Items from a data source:

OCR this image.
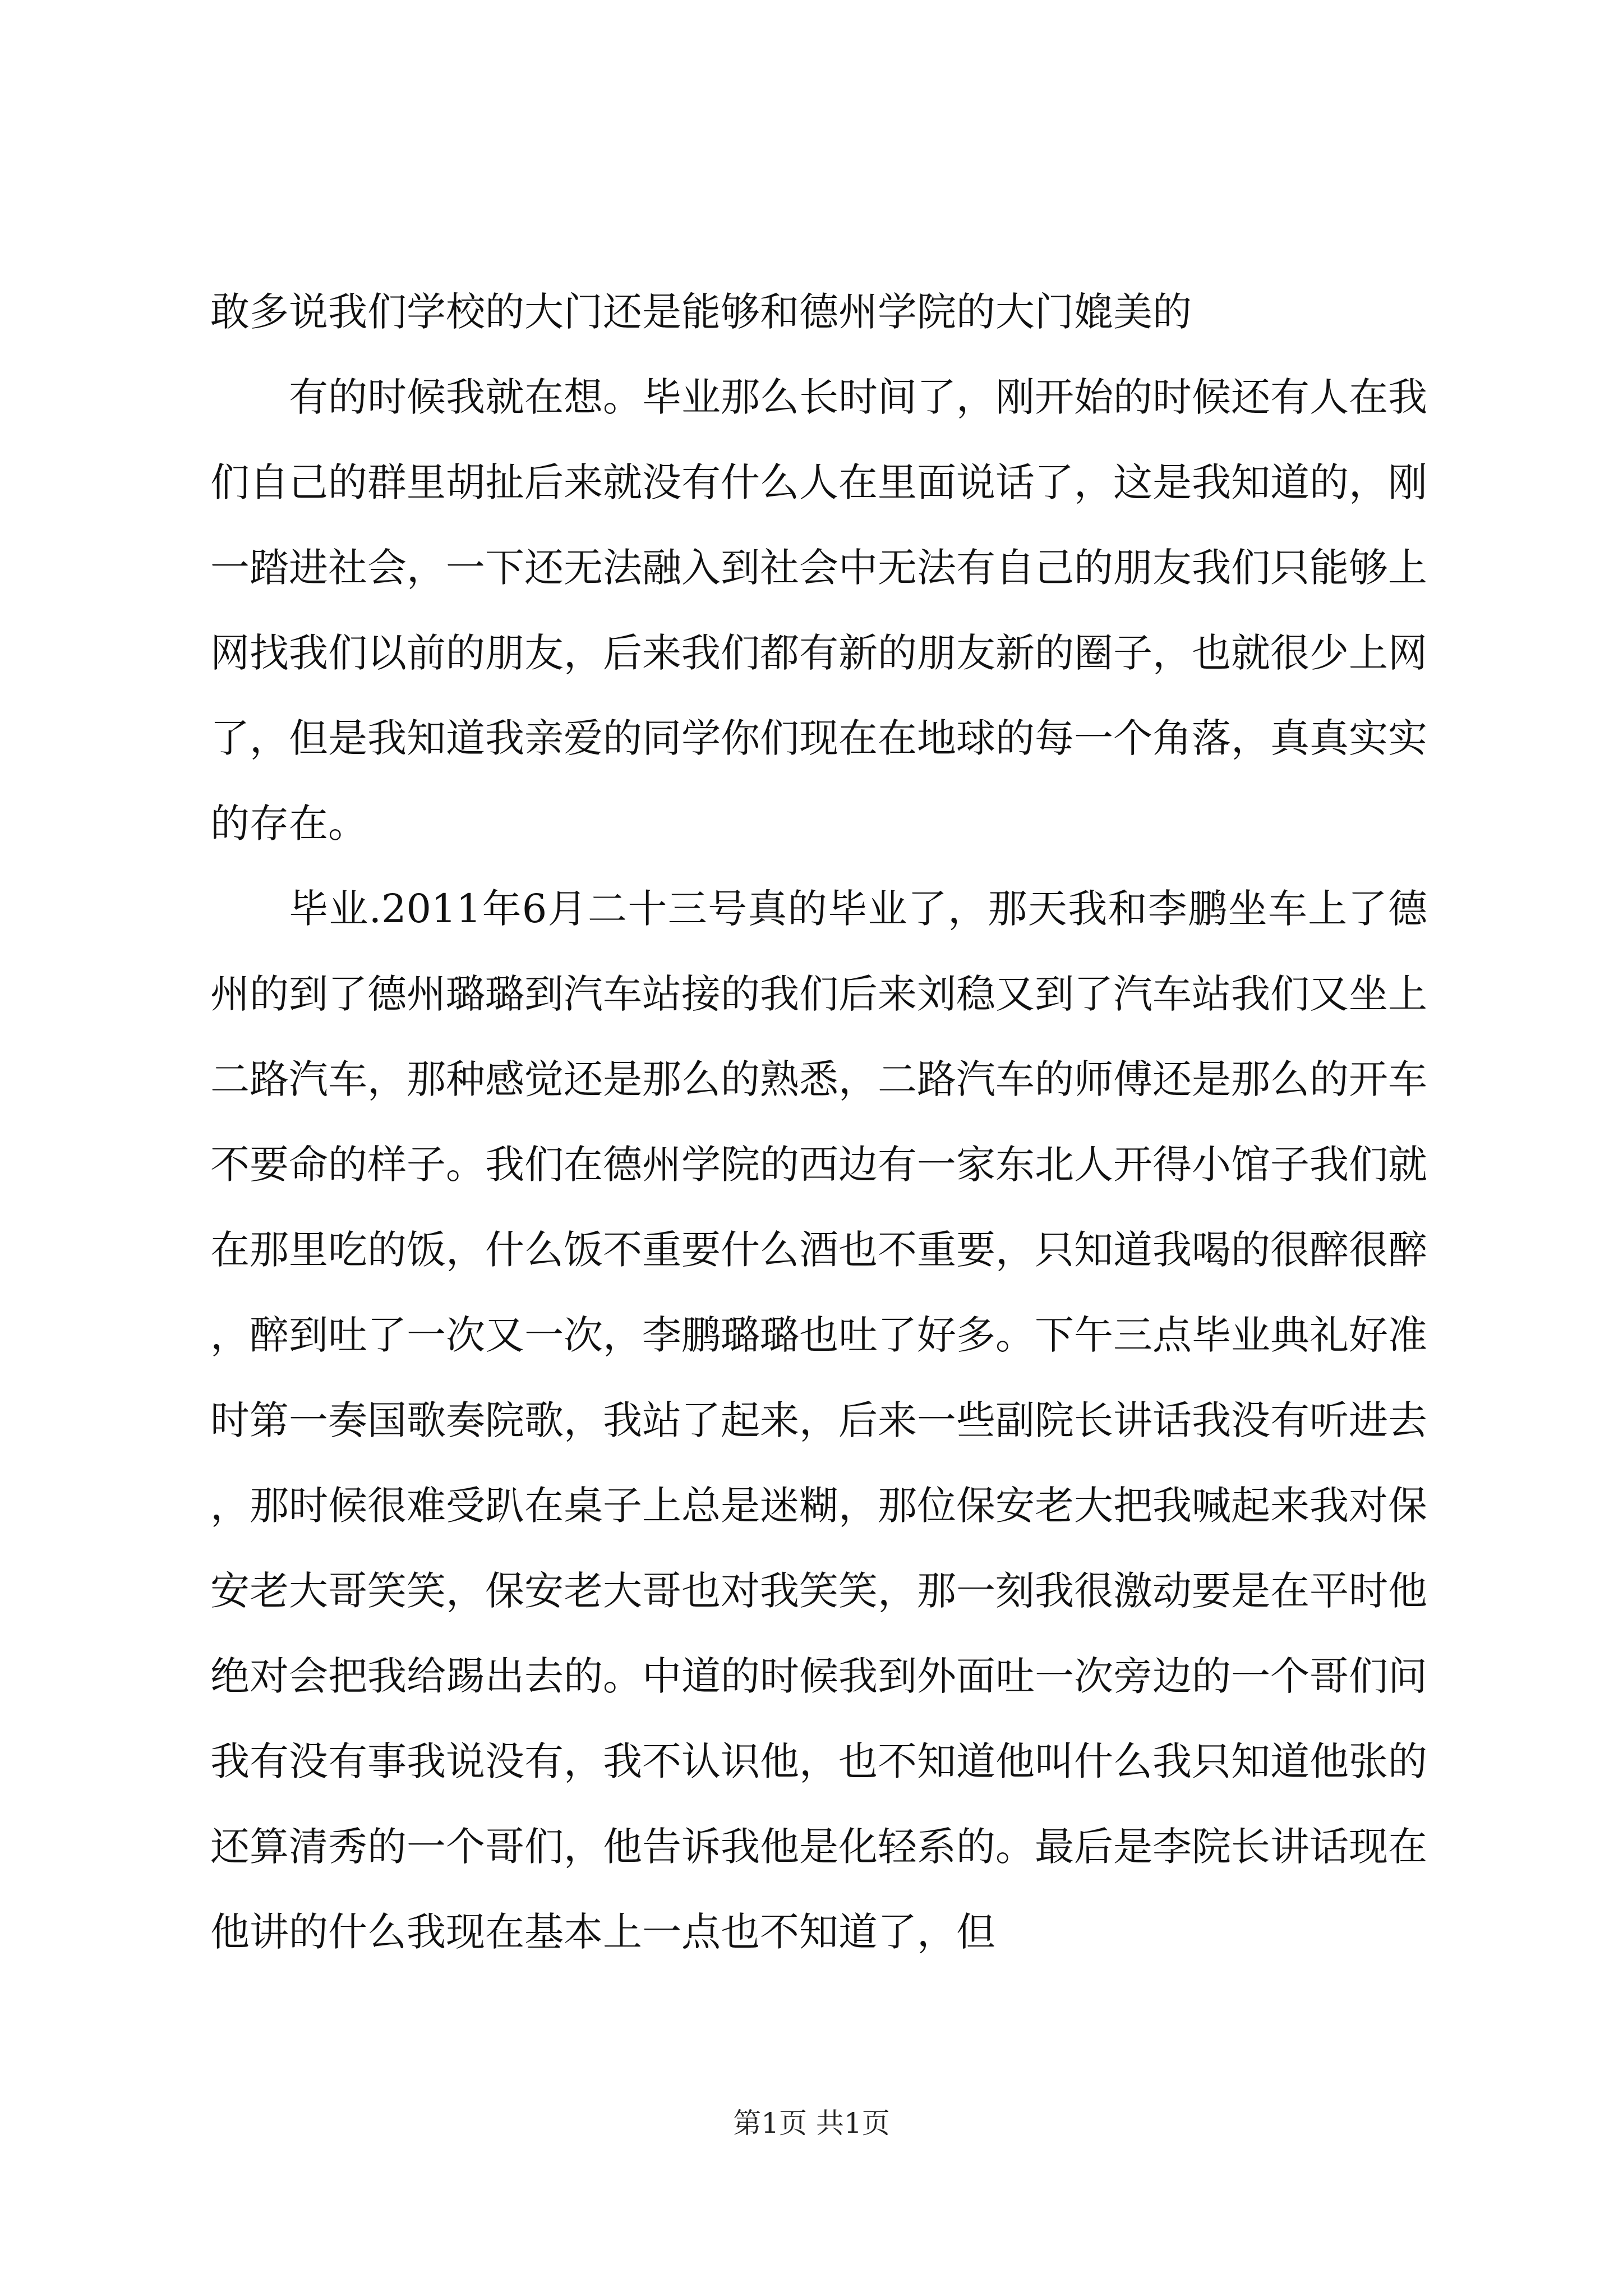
敢多说我们学校的大门还是能够和德州学院的大门媲美的

有的时候我就在想。毕业那么长时间了，刚开始的时候还有人在我们自己的群里胡扯后来就没有什么人在里面说话了，这是我知道的，刚一踏进社会，一下还无法融入到社会中无法有自己的朋友我们只能够上网找我们以前的朋友，后来我们都有新的朋友新的圈子，也就很少上网了，但是我知道我亲爱的同学你们现在在地球的每一个角落，真真实实的存在。

毕业.2011年6月二十三号真的毕业了，那天我和李鹏坐车上了德州的到了德州璐璐到汽车站接的我们后来刘稳又到了汽车站我们又坐上二路汽车，那种感觉还是那么的熟悉，二路汽车的师傅还是那么的开车不要命的样子。我们在德州学院的西边有一家东北人开得小馆子我们就在那里吃的饭，什么饭不重要什么酒也不重要，只知道我喝的很醉很醉，醉到吐了一次又一次，李鹏璐璐也吐了好多。下午三点毕业典礼好准时第一奏国歌奏院歌，我站了起来，后来一些副院长讲话我没有听进去，那时候很难受趴在桌子上总是迷糊，那位保安老大把我喊起来我对保安老大哥笑笑，保安老大哥也对我笑笑，那一刻我很激动要是在平时他绝对会把我给踢出去的。中道的时候我到外面吐一次旁边的一个哥们问我有没有事我说没有，我不认识他，也不知道他叫什么我只知道他张的还算清秀的一个哥们，他告诉我他是化轻系的。最后是李院长讲话现在他讲的什么我现在基本上一点也不知道了，但

第1页 共1页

• Short task
Copy the records exactly as they appear, excluding images.

• Answer in full
OCR this image.
敢多说我们学校的大门还是能够和德州学院的大门媲美的

有的时候我就在想。毕业那么长时间了，刚开始的时候还有人在我们自己的群里胡扯后来就没有什么人在里面说话了，这是我知道的，刚一踏进社会，一下还无法融入到社会中无法有自己的朋友我们只能够上网找我们以前的朋友，后来我们都有新的朋友新的圈子，也就很少上网了，但是我知道我亲爱的同学你们现在在地球的每一个角落，真真实实的存在。

毕业.2011年6月二十三号真的毕业了，那天我和李鹏坐车上了德州的到了德州璐璐到汽车站接的我们后来刘稳又到了汽车站我们又坐上二路汽车，那种感觉还是那么的熟悉，二路汽车的师傅还是那么的开车不要命的样子。我们在德州学院的西边有一家东北人开得小馆子我们就在那里吃的饭，什么饭不重要什么酒也不重要，只知道我喝的很醉很醉，醉到吐了一次又一次，李鹏璐璐也吐了好多。下午三点毕业典礼好准时第一奏国歌奏院歌，我站了起来，后来一些副院长讲话我没有听进去，那时候很难受趴在桌子上总是迷糊，那位保安老大把我喊起来我对保安老大哥笑笑，保安老大哥也对我笑笑，那一刻我很激动要是在平时他绝对会把我给踢出去的。中道的时候我到外面吐一次旁边的一个哥们问我有没有事我说没有，我不认识他，也不知道他叫什么我只知道他张的还算清秀的一个哥们，他告诉我他是化轻系的。最后是李院长讲话现在他讲的什么我现在基本上一点也不知道了，但

第1页 共1页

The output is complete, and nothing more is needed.